Production of Hydroxylated Steroid Intermediates at 10-g Scale via the Original Sterol Modification Pathway in Mycolicibacterium neoaurum

The aerobic catabolism of steroids in bacteria is highly conserved, and the mechanism of steroid degradation in mycobacteria has been extensively studied. However, the branching modification pathways of steroids in mycobacteria remain a mystery, including the likely roles of cytochromes P450. In this study, we unraveled the CYP105S17 converting androst-4-ene-3,17-dione (AD) to 17β-hydroxy-4-androstene-3,16-dione (16-oxo-TS), which was subsequently reduced to 16α,17β-dihydroxy-androst-4-ene-3-one (16α-OH-TS) under reductive conditions in Mycolicibacterium neoaurum. By applying this modification pathway, the genetically modified strains overexpressing CYP105S17 were able to produce 16α-OH-TS at titers 13.0 g/L with a conversion rate of 91.9% (supplemented with 20 g/L phytosterols as the substrate) through a two-stage biotransformation process. This is the first instance of utilizing the native P450 of Mycobacterium to produce 16-hydroxylated steroid intermediates at the 10 g scale. This work provides invaluable perspectives and guidance to researchers seeking to understand the complexities of steroid metabolism in bacteria, and also highlights the great potential of Mycobacterium as a production platform for hydroxylated steroid intermediates or pharmaceuticals.

:::::

Requirement:
Please reproduce the abstract on hydroxylated steroid production in Mycolicibacterium neoaurum in full, word for word. Rely on the abstract above and nothing else.

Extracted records
:::::

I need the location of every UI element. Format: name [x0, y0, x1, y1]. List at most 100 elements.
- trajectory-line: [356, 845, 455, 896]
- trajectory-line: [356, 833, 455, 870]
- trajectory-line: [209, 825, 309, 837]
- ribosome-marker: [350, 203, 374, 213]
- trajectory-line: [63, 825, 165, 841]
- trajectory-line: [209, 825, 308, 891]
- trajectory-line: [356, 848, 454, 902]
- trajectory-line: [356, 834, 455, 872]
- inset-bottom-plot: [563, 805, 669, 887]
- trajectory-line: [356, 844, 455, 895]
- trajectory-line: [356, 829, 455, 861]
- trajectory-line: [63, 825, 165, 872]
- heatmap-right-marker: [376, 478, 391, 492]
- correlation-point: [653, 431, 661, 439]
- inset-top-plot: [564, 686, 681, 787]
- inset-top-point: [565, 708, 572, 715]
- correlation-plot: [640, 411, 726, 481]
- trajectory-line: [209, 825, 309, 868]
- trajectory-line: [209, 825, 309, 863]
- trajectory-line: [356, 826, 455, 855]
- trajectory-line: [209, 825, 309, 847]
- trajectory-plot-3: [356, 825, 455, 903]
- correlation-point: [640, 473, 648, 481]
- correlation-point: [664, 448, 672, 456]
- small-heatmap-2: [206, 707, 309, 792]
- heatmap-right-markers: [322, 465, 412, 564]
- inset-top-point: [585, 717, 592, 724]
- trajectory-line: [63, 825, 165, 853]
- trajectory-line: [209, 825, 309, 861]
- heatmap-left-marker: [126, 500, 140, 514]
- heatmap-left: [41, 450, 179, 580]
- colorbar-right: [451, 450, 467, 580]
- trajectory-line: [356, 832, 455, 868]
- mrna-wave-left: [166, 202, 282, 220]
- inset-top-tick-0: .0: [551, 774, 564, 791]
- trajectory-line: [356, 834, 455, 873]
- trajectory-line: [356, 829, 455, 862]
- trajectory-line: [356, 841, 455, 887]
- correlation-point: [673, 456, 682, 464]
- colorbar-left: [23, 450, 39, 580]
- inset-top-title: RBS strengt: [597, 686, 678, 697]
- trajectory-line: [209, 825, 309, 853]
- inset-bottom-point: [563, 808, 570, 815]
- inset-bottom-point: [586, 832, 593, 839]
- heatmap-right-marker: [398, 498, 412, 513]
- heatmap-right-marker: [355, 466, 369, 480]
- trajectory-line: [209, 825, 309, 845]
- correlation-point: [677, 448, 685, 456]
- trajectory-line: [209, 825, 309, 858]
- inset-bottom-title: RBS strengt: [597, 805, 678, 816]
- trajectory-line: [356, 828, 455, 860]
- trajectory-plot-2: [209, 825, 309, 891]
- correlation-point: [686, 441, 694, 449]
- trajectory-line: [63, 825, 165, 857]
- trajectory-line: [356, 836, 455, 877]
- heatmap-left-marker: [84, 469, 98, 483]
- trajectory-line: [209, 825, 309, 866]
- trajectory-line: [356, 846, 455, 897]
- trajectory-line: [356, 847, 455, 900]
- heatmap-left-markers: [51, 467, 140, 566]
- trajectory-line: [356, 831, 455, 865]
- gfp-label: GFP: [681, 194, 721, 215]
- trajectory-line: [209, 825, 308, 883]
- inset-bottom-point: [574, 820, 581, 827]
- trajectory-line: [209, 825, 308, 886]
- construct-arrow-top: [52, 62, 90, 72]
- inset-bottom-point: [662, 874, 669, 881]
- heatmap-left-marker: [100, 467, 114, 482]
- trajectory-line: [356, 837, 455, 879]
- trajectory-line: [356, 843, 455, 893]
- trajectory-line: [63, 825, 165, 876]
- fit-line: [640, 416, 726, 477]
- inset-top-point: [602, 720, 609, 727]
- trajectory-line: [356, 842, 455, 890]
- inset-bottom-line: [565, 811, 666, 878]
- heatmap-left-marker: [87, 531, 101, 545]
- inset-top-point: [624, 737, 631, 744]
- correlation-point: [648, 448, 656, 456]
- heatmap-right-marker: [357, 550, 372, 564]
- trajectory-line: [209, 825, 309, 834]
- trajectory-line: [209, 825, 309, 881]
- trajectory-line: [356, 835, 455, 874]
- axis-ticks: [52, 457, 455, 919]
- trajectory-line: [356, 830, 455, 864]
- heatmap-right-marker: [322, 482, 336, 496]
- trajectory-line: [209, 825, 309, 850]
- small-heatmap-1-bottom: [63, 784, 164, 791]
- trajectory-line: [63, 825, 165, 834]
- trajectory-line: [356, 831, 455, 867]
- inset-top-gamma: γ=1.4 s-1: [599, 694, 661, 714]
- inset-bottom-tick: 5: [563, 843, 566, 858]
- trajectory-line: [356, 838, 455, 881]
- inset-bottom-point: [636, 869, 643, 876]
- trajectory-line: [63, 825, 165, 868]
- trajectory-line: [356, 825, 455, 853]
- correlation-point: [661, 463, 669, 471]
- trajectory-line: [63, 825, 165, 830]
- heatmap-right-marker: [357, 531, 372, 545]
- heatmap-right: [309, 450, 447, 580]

:::::

Response below:
Production of Hydroxylated Steroid Intermediates at 10-g Scale via the Original Sterol Modification Pathway in Mycolicibacterium neoaurum

The aerobic catabolism of steroids in bacteria is highly conserved, and the mechanism of steroid degradation in mycobacteria has been extensively studied. However, the branching modification pathways of steroids in mycobacteria remain a mystery, including the likely roles of cytochromes P450. In this study, we unraveled the CYP105S17 converting androst-4-ene-3,17-dione (AD) to 17β-hydroxy-4-androstene-3,16-dione (16-oxo-TS), which was subsequently reduced to 16α,17β-dihydroxy-androst-4-ene-3-one (16α-OH-TS) under reductive conditions in Mycolicibacterium neoaurum. By applying this modification pathway, the genetically modified strains overexpressing CYP105S17 were able to produce 16α-OH-TS at titers 13.0 g/L with a conversion rate of 91.9% (supplemented with 20 g/L phytosterols as the substrate) through a two-stage biotransformation process. This is the first instance of utilizing the native P450 of Mycobacterium to produce 16-hydroxylated steroid intermediates at the 10 g scale. This work provides invaluable perspectives and guidance to researchers seeking to understand the complexities of steroid metabolism in bacteria, and also highlights the great potential of Mycobacterium as a production platform for hydroxylated steroid intermediates or pharmaceuticals.